===== Reading text
There is an abundance of materials about music on the Pencil Code site. A great starting place is the "Pencil Code Gym", which can be reached from the main page by clicking on the Jam heading. The Gym provides a wide range of examples, which range from fairly simple, such as Make Chords, to scripts that make use of advanced sound properties via object notation, as in Rhythm. Clearly, some of the features illustrated in the gym surpass student knowledge at this point. However, they will get to work with much of this material after the introduction of objects, with the Musical Objects Interlude! lesson.

In addition to the examples in the Gym, the Pencil Code reference materials for musical functions and features are very informative. Links to reference pages for functions used in the Jam illustrations can be found below the coding interface on the Jam page. Additionally, a particularly useful page for beginners is the reference for the play function. This not only discusses the basics, but provides links to more advanced features. For example, from the play, one can navigate to a page that enables to user to use code to set the key signature for a song.

ABC Notation

The shorthand representation for music notation used in Pencil Code is ABC Notation. There are many more features than what is described in the lesson. For example, your students might find these useful:

stacatto
staccato notes are played with a dot before the note, as in ".C" or ".^F"
note duraction
There is some flexibility for writing notes of different lengths. Formally, a note of length quarter of the default is "C1/4", but we can write it "C/4" (the latter being what is shown in the lesson). Triplets can thus be written by weighting each note 2/3, e.g., "C2/3 C2/3 C2/3".
triplets
A shortcut for triplets is to preceed three notes by (3, as in "(3 C C C".

You can read more about ABC-Notation basics here or explore more advanced features here. Another useful and accessible resource is this ABC notation tutorial.

What can go wrong

A common mistake is to forget to use dot-notation, and thus unwittingly have the default turtle play a song rather than the piano sprite. If keys are not being animated during a song, this is the likely reason.

A second common source of confusion is mistakenly using familiar music symbols, such as # for sharp, rather than the ABC-Notation equivalent (^ in this case). As always, such seemingly small syntactic details are critical when programming.

Pedagogy

Data Representation

How data is represented is one of the key concepts of computer science and it is important to draw students attention to issues of data representation more generally. The shorthand representation for music notation used in Pencil Code is ABC notation. It is one of many possible representations for music, ranging from "letter music" (as illustrated above) to sheet music.

Multiline quotes

A comparison of these three representations of music—letter music, ABC notation, and sheet music—makes clear that each has its own merits as well as limitations. Letter music is very easy to read, but does not include much depth of detail. Sheet music, in contrast, contains much more detail, but requires specialized training to read. And while it is easy enough to store sheet music on a computer (i.e., as a pdf), sheet music does not represent music in a way that a computer program can easily process and convert into sound.

ABC Notation solves this problem. By representing notes and other music features using strings of regular keyboard characters, it can be parsed by the computer and converted into sound in a straightforward way. ABC Notation is much more nuanced than letter music, capable of representing any aspect of music that can appear in sheet music. And though it is more cumbersome for humans to work with than sheet music, it is a reasonable compromise.
==========
===== Data section
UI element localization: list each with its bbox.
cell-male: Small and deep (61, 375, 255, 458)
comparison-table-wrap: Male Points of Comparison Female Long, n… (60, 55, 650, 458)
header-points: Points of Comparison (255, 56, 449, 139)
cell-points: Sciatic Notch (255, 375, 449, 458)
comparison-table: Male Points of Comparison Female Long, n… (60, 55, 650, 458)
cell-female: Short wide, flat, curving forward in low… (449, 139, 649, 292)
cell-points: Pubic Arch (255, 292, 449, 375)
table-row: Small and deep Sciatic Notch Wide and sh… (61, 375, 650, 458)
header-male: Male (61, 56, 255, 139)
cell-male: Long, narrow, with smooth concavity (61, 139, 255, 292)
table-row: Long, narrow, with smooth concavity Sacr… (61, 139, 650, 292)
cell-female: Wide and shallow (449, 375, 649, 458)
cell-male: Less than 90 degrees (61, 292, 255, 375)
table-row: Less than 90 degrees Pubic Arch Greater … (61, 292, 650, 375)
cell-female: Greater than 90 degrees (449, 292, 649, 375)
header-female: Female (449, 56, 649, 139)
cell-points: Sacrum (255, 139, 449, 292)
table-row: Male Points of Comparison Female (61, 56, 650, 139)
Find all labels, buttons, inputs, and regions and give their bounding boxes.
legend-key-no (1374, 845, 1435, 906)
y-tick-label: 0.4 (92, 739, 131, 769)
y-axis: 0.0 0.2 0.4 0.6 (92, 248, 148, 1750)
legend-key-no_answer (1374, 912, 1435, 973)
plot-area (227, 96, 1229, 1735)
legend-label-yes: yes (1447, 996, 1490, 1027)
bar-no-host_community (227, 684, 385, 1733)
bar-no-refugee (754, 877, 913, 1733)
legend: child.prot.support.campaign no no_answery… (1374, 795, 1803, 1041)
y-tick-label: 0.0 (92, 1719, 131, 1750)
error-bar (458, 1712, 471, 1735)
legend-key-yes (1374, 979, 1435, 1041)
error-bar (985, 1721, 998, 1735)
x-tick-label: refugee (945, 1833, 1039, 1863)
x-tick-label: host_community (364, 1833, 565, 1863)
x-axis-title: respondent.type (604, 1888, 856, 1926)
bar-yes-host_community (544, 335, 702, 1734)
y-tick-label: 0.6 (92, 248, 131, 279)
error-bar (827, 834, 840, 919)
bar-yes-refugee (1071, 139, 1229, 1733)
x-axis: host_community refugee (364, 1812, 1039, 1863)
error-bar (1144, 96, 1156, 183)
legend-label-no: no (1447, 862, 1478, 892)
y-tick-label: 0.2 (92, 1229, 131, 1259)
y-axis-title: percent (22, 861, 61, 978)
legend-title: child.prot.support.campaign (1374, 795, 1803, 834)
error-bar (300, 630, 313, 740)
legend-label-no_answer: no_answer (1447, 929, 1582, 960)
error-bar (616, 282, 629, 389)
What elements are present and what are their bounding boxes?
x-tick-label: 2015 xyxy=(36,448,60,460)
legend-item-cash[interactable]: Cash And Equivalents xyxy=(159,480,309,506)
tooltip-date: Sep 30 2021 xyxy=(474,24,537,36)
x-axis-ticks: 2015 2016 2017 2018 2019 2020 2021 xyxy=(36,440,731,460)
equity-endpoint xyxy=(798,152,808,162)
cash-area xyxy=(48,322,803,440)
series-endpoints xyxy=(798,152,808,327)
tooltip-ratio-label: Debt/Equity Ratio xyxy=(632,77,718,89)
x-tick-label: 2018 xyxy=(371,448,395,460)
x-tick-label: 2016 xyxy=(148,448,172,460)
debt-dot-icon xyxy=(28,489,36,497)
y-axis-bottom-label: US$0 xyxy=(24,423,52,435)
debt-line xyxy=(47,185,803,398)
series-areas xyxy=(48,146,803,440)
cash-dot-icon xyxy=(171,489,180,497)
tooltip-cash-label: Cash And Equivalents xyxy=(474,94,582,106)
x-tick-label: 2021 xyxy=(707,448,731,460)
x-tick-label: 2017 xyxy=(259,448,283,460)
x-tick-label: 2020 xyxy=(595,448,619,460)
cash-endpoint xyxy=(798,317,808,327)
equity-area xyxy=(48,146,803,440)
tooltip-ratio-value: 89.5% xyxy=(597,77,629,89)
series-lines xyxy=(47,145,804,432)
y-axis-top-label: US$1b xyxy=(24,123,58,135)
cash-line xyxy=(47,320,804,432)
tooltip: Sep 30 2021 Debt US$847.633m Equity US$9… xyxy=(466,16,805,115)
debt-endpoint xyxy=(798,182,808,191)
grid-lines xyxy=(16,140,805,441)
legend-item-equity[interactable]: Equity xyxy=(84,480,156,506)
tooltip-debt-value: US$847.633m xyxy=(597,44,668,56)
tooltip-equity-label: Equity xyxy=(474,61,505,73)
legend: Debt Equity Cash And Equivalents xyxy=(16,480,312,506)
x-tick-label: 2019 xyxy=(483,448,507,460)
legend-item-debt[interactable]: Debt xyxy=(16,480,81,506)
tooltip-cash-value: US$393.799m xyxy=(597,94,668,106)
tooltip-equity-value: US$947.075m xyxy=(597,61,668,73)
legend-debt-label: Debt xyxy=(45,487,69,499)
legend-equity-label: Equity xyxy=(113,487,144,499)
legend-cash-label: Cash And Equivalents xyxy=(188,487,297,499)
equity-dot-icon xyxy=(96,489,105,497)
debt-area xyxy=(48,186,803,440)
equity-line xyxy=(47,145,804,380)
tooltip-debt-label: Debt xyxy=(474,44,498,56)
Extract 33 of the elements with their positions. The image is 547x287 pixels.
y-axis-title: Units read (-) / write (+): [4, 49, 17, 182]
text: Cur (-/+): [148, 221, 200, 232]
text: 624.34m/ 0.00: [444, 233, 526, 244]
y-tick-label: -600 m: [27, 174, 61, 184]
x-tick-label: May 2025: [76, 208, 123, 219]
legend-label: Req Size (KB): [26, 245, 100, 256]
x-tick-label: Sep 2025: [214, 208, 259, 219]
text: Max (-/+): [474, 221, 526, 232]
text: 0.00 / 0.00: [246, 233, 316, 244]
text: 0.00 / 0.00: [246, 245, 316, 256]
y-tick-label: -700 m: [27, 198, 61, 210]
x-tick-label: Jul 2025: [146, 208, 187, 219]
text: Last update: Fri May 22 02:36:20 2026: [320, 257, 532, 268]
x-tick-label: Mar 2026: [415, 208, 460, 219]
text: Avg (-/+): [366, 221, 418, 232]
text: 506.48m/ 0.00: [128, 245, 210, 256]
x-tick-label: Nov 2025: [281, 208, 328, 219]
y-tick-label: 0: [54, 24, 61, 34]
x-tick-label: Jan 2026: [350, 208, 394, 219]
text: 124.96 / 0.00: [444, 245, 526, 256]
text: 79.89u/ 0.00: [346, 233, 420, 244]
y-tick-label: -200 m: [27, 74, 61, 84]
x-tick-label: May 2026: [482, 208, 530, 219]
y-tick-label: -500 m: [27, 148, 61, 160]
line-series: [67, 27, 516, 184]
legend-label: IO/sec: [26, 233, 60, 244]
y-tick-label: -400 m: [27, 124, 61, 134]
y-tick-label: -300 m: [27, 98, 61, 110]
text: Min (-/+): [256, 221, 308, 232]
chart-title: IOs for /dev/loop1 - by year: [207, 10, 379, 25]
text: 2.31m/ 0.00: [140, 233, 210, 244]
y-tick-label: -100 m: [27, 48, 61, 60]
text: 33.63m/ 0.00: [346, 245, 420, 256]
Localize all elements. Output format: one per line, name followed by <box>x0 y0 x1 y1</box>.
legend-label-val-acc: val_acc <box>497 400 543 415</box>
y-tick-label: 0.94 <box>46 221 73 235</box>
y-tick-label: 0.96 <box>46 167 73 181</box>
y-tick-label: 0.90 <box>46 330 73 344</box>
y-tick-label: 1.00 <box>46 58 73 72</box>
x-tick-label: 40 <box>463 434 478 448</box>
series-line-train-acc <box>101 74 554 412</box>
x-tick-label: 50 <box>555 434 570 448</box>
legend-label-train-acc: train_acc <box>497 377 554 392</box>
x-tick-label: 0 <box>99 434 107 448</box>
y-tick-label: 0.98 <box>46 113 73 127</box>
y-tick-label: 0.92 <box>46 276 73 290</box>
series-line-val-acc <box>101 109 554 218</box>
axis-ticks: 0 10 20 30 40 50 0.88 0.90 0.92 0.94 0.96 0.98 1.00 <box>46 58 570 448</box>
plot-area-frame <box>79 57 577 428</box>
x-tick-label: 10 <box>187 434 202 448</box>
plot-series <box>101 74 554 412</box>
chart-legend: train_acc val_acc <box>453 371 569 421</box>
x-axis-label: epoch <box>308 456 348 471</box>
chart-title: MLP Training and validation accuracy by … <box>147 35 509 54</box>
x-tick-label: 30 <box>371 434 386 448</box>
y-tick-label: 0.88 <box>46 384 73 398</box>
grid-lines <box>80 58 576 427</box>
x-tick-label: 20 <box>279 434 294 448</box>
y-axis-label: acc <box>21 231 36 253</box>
==========
■ **The task**
Can you write out, word for word, the stretch of the Pencil Code music passage from "A common mistake" through "critical when programming."?

■ **Answer for this exercise**
A common mistake is to forget to use dot-notation, and thus unwittingly have the default turtle play a song rather than the piano sprite. If keys are not being animated during a song, this is the likely reason.

A second common source of confusion is mistakenly using familiar music symbols, such as # for sharp, rather than the ABC-Notation equivalent (^ in this case). As always, such seemingly small syntactic details are critical when programming.